> WHAT YOU WILL DO:
Work out the number of lines containing "image". Answer with nothing but that number.

> DATASET EXCERPTS:
◇ ◇ ◇

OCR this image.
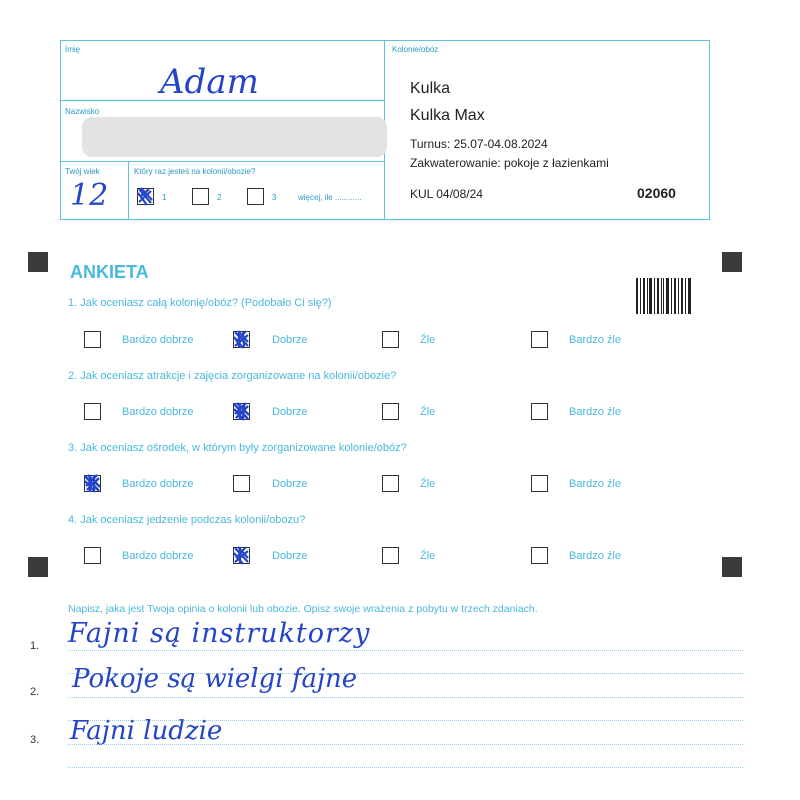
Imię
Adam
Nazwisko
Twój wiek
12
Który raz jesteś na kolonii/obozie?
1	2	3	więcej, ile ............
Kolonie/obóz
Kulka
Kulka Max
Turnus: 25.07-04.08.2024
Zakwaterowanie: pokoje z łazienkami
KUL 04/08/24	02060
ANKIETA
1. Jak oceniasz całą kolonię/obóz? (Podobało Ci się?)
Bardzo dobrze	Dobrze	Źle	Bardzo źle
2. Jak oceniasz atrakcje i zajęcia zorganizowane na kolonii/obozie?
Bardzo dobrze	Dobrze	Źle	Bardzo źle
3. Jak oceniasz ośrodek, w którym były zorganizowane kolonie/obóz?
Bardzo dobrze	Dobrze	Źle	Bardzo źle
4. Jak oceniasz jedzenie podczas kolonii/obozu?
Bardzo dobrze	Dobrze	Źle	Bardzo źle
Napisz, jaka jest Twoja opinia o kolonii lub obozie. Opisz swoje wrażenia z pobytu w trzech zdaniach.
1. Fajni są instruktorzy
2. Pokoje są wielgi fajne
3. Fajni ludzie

◇ ◇ ◇

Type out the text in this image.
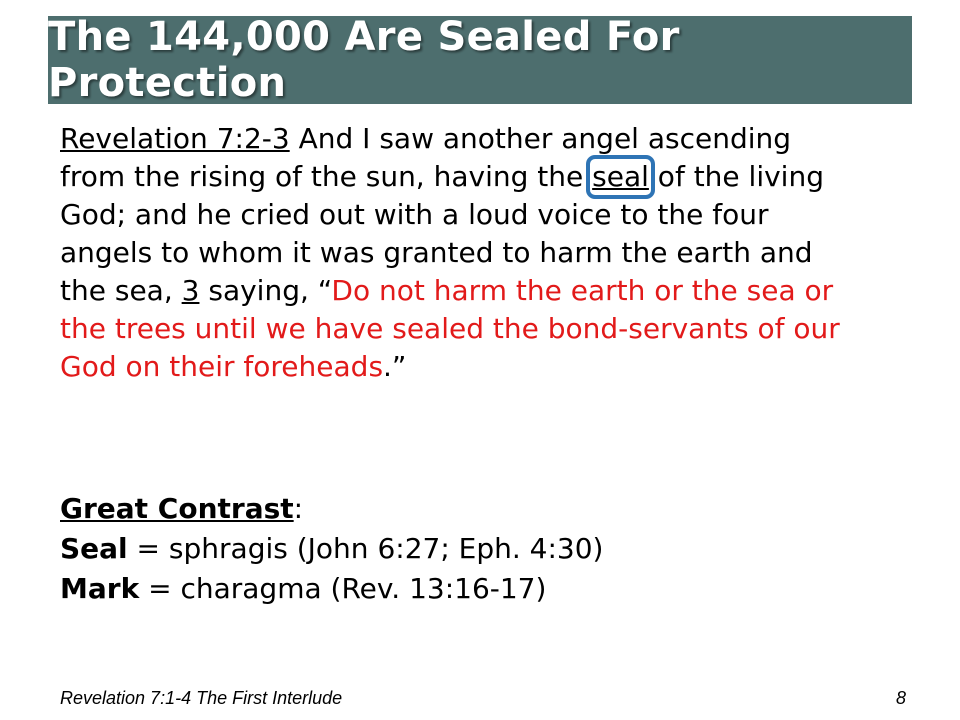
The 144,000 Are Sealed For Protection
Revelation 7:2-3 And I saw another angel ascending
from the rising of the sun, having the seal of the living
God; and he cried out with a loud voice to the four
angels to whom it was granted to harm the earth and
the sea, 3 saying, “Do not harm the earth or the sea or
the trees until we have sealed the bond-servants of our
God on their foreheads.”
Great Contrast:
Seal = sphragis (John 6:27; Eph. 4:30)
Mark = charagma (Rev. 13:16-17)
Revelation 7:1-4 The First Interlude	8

◇ ◇ ◇

> WRITTEN ANSWER:
2